→ EXERCISE DESCRIPTION
Find the word "JSON" in the records below. List each line containing it.

(Recorded data)

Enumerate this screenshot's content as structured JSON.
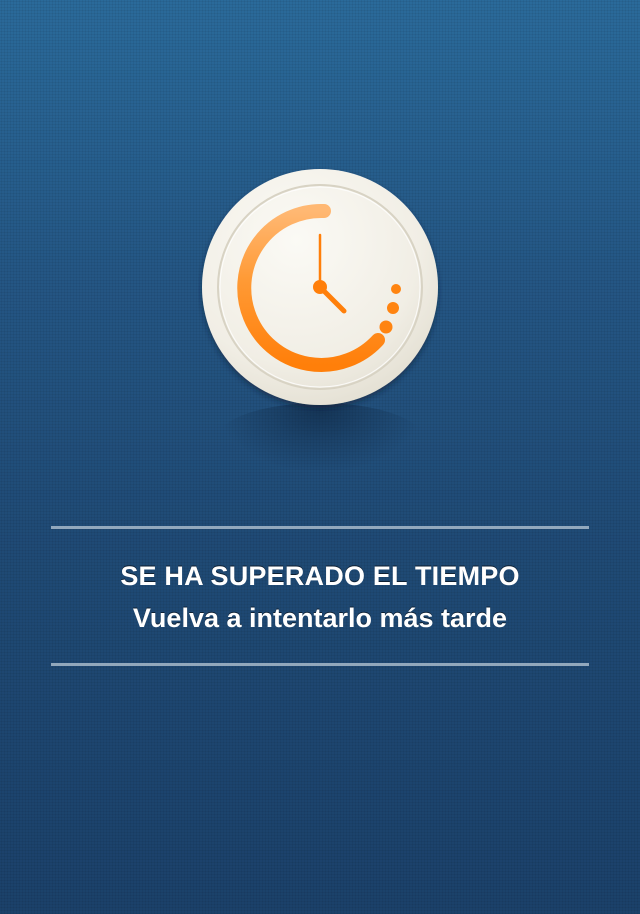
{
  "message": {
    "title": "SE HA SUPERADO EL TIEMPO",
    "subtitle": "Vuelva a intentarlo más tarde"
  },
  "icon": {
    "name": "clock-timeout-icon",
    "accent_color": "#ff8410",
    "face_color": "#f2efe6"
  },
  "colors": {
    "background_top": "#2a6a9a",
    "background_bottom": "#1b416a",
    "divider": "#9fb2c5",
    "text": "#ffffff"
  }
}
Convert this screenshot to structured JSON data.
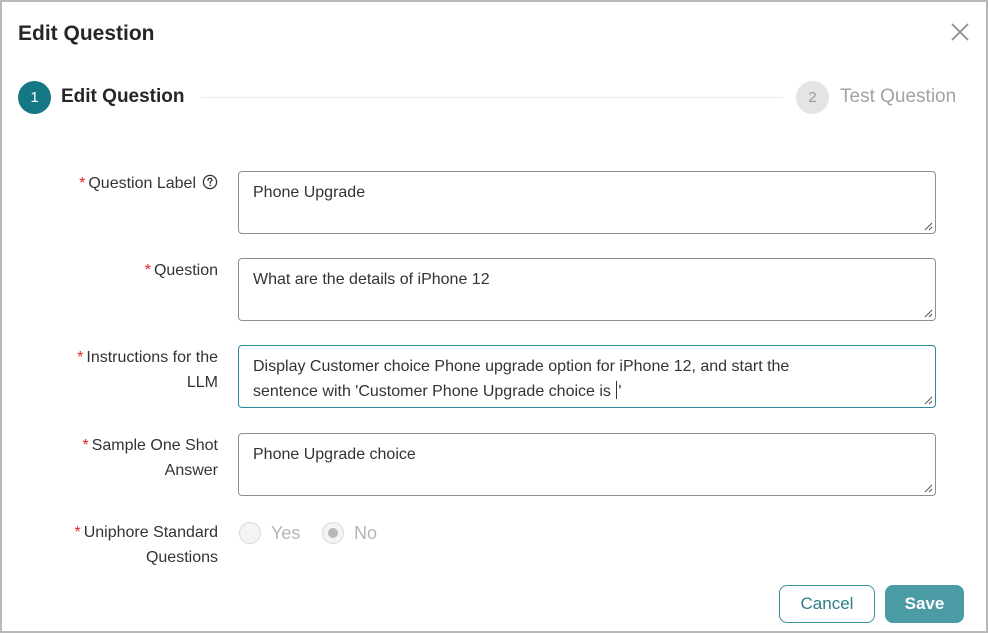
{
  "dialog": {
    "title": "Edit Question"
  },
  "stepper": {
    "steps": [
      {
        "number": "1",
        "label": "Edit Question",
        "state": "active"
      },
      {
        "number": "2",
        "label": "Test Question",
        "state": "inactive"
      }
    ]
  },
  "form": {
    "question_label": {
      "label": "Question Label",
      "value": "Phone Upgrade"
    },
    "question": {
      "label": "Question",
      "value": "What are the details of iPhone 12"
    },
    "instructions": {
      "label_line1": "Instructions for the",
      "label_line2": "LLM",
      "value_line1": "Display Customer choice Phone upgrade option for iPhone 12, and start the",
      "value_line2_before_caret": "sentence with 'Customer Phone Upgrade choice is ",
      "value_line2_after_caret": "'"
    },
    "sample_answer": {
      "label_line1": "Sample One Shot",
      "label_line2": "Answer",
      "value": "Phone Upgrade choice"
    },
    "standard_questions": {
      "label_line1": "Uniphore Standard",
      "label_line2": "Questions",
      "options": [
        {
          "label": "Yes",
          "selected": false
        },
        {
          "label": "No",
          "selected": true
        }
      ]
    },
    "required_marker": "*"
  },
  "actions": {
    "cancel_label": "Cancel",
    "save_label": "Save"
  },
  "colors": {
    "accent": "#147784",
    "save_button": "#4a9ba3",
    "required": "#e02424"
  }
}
* * *
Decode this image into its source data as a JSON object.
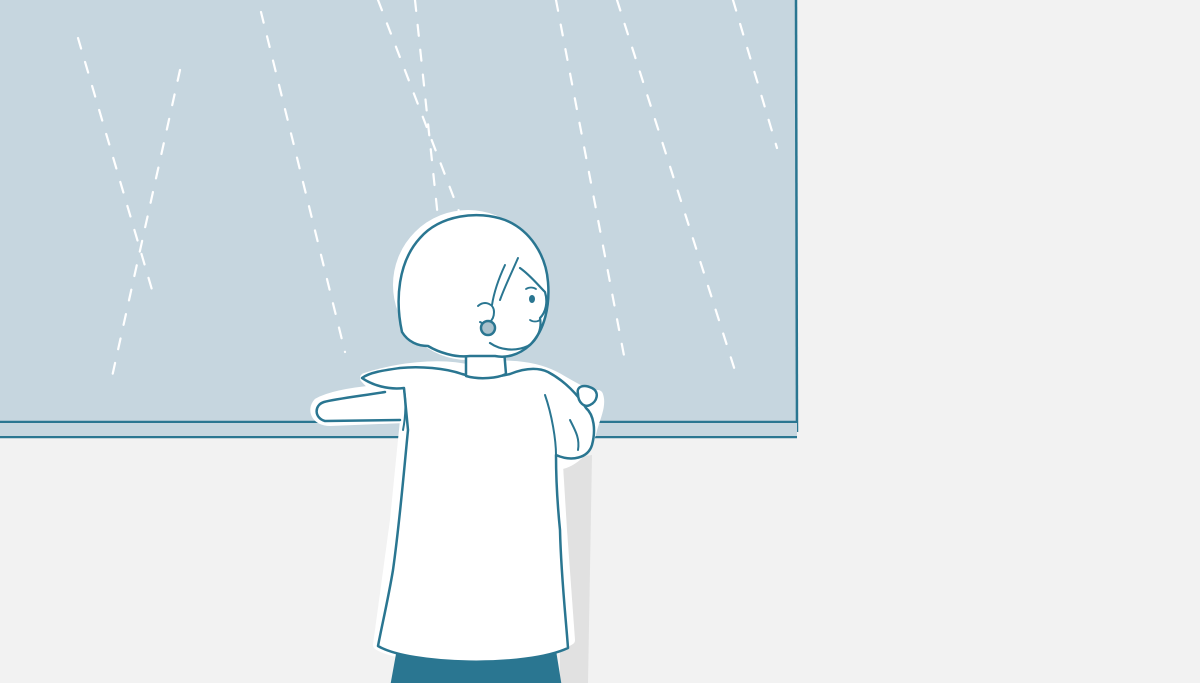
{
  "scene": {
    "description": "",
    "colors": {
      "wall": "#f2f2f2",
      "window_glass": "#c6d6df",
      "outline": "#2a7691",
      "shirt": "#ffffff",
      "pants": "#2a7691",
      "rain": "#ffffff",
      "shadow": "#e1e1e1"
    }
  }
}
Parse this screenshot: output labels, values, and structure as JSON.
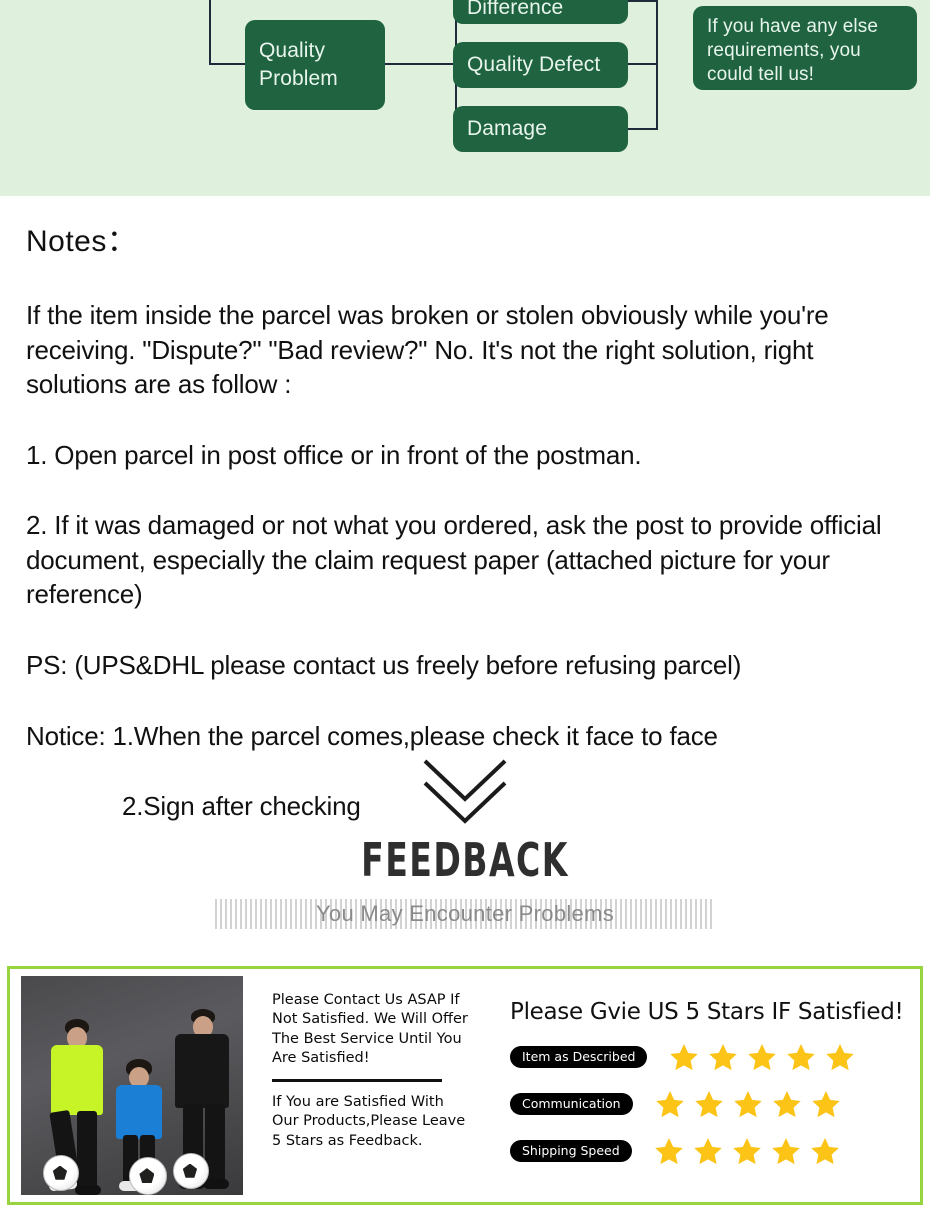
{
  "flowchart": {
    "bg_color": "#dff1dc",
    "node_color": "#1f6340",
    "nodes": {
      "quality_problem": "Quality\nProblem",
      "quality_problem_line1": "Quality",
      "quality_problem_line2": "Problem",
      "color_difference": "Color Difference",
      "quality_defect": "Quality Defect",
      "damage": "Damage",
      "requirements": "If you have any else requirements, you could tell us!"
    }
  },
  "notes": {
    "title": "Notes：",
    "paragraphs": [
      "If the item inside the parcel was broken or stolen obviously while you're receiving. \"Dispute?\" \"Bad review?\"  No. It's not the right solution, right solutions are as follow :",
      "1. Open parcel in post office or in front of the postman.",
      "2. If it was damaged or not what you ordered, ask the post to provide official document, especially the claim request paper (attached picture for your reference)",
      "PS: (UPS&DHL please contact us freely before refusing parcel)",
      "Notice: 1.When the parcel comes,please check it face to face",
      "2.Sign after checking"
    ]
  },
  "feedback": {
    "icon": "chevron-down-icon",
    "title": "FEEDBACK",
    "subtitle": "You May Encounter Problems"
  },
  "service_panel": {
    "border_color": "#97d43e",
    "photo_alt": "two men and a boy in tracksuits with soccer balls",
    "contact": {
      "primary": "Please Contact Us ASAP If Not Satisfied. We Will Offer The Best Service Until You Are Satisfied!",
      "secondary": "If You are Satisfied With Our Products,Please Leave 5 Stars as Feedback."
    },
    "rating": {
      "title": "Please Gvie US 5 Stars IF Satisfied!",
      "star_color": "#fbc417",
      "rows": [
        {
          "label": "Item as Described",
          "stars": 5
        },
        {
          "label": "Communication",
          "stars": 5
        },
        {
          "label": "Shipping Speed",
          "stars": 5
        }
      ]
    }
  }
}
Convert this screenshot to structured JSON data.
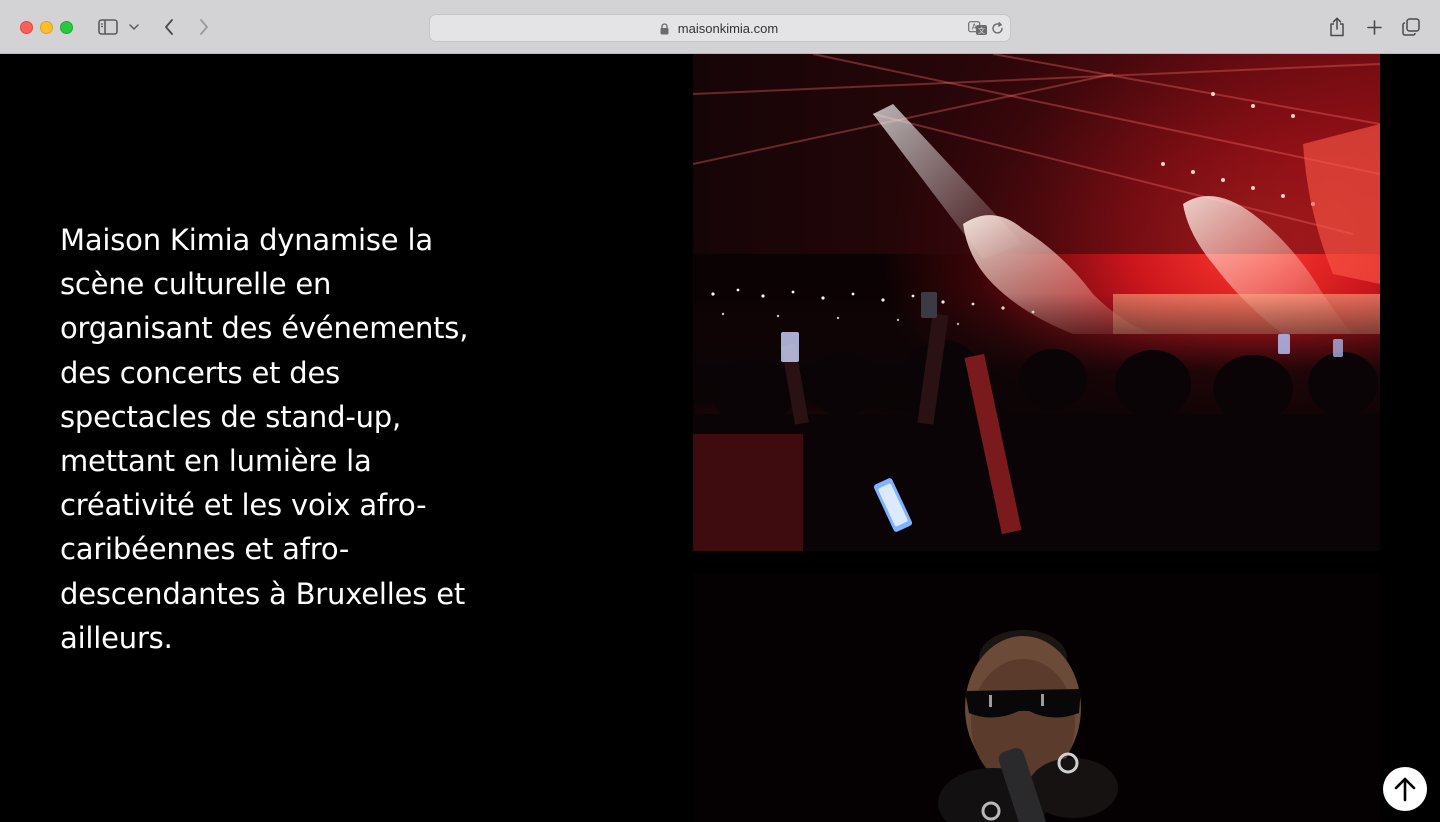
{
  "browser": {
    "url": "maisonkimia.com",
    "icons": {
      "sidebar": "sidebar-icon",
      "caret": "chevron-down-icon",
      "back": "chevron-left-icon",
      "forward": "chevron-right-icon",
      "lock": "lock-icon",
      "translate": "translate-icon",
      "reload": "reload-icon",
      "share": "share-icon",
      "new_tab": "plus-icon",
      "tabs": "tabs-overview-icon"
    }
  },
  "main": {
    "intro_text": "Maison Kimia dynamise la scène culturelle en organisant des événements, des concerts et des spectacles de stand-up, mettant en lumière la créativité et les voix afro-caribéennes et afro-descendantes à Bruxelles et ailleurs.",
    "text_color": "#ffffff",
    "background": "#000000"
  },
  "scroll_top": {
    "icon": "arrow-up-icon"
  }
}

→ PROBLEM SOLUTION
Enumerate this screenshot's content as structured JSON.
Convert this screenshot to structured JSON data.
Decode this image into its source data as a JSON object.
Parse this screenshot: output labels, values, and structure as JSON.
Convert this screenshot to structured JSON data.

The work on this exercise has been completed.